** Start RECORDS PROVIDED **

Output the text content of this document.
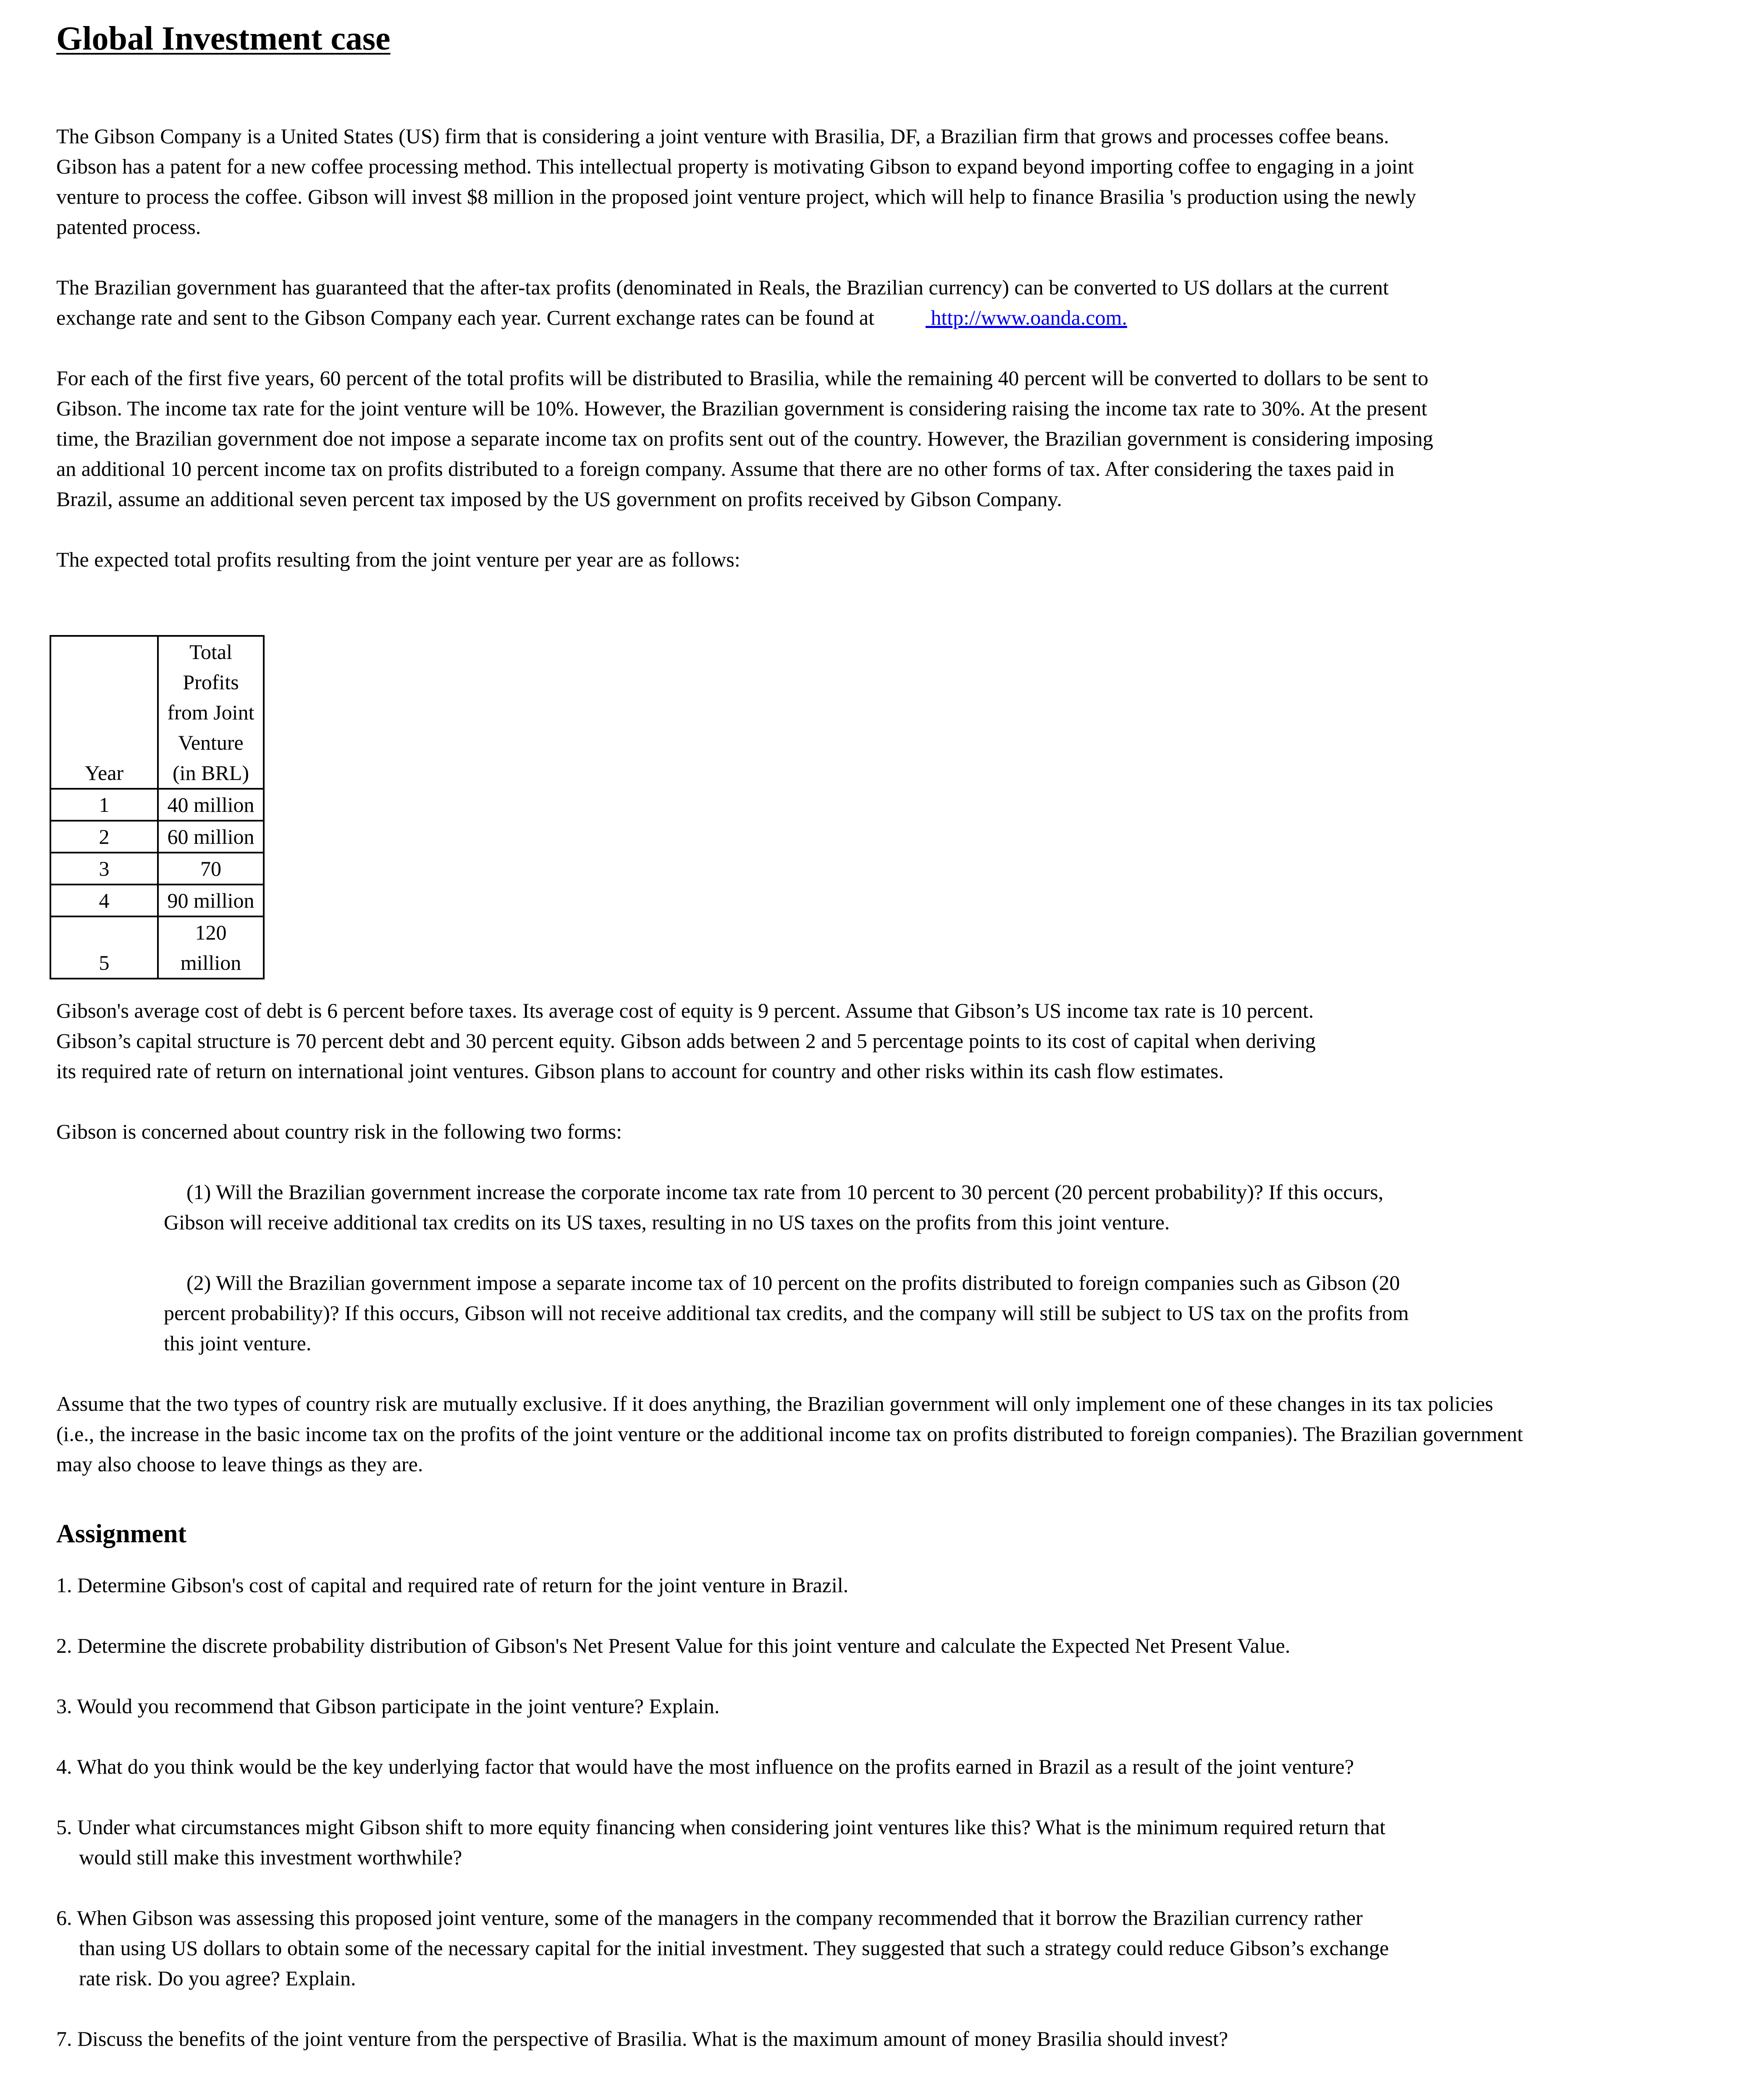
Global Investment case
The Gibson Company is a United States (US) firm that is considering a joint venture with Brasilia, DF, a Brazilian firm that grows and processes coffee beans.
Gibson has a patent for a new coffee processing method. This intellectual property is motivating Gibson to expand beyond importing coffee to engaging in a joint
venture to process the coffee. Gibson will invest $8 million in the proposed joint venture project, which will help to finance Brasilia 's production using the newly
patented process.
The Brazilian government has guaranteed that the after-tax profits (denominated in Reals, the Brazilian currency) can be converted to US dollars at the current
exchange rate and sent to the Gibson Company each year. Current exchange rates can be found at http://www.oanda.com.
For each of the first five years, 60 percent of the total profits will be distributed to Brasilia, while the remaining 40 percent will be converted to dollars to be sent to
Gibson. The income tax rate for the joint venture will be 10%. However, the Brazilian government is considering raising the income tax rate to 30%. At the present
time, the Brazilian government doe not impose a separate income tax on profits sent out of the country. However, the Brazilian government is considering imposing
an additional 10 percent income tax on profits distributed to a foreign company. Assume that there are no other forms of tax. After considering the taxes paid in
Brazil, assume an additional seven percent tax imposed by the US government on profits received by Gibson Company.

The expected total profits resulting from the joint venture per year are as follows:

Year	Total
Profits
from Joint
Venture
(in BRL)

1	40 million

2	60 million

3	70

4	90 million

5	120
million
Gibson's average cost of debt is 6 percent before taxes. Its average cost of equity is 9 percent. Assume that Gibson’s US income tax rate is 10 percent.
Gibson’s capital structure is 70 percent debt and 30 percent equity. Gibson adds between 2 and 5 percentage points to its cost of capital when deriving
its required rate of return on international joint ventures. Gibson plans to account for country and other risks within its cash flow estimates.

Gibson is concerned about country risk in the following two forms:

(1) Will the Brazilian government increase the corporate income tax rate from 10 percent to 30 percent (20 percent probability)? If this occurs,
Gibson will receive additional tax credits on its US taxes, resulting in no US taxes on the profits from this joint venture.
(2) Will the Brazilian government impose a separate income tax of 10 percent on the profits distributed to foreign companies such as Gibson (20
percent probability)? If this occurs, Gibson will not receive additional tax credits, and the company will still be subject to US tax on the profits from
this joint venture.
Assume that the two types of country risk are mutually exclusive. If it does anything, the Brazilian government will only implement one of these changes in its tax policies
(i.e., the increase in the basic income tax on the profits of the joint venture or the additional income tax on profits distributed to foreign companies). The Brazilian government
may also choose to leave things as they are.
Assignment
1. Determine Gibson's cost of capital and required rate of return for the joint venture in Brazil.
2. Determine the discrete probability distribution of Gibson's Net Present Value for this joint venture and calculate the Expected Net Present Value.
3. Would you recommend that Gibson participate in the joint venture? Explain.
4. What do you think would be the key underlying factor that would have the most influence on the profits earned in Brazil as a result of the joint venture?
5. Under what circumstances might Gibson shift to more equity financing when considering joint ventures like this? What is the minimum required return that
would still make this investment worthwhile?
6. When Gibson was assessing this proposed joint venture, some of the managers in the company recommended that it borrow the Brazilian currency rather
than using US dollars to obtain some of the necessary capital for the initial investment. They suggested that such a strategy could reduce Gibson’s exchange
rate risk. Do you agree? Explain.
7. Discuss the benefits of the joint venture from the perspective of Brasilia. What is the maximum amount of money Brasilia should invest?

** End RECORDS PROVIDED **
** Start RECORDS PROVIDED **

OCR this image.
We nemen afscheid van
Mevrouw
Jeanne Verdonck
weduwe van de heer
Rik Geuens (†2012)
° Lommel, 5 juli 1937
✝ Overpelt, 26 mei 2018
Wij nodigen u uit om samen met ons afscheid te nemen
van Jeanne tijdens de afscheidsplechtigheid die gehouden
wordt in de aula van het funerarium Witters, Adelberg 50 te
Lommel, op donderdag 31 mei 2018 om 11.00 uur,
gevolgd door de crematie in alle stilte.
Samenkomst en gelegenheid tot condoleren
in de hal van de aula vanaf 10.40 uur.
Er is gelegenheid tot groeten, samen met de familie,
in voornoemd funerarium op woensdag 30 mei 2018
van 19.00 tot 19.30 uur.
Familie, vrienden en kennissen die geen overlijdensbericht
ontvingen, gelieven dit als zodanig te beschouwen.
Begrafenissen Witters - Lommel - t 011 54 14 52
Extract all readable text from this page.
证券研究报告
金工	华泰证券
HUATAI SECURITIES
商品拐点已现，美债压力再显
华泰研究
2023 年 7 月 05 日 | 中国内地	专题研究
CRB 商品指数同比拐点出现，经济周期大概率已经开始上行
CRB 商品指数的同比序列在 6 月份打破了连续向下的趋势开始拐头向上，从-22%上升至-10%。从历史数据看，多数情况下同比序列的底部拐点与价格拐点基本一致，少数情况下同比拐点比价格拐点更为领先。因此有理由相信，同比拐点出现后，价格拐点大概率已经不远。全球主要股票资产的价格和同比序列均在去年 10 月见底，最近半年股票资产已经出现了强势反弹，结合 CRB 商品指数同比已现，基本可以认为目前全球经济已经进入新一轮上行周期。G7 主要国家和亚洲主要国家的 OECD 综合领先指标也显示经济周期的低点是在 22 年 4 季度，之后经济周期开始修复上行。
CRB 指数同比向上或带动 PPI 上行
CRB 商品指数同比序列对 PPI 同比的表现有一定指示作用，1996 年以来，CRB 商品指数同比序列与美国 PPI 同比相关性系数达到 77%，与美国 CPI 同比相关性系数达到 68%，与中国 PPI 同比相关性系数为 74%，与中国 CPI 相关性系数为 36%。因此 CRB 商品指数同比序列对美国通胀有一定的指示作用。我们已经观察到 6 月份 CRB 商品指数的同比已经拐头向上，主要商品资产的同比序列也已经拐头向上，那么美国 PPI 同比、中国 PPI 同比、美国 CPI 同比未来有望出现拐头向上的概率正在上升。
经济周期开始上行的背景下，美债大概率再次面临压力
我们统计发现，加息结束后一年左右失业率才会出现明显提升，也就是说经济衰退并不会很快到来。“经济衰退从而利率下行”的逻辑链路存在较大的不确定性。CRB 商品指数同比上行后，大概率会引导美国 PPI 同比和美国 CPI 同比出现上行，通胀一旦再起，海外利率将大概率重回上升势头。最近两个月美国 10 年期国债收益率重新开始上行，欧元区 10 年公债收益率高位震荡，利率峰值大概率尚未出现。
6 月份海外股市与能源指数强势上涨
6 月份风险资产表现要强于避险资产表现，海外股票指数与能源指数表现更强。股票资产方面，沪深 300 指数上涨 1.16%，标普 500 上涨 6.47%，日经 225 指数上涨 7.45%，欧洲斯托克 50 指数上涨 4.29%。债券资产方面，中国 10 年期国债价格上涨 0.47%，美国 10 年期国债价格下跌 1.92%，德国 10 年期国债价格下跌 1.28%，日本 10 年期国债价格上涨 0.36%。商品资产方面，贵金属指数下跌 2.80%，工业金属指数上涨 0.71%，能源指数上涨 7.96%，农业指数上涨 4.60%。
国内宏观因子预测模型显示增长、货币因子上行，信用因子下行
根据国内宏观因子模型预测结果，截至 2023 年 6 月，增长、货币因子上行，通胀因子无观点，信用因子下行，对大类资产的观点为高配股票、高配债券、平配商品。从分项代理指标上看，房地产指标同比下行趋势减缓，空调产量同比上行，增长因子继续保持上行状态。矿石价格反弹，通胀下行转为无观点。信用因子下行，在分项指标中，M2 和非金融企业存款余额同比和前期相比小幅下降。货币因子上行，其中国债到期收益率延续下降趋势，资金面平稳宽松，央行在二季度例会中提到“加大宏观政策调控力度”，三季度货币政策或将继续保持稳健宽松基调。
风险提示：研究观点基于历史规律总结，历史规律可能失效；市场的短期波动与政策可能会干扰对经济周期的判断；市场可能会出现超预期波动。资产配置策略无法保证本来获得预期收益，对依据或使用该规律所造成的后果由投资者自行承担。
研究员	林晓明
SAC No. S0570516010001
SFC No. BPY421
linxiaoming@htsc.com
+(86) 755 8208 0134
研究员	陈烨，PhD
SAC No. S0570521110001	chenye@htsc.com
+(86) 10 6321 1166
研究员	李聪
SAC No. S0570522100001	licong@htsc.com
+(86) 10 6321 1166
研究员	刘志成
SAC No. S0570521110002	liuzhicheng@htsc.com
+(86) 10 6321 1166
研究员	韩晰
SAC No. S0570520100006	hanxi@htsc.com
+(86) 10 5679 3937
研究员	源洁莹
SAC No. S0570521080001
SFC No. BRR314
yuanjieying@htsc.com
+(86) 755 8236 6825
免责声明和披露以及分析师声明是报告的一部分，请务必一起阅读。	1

** End RECORDS PROVIDED **

## INSTRUCTIONS FOR THE TASK:
State the number of lines above that hold the string "debt", with nothing added.

## EXERCISE RESULT:
2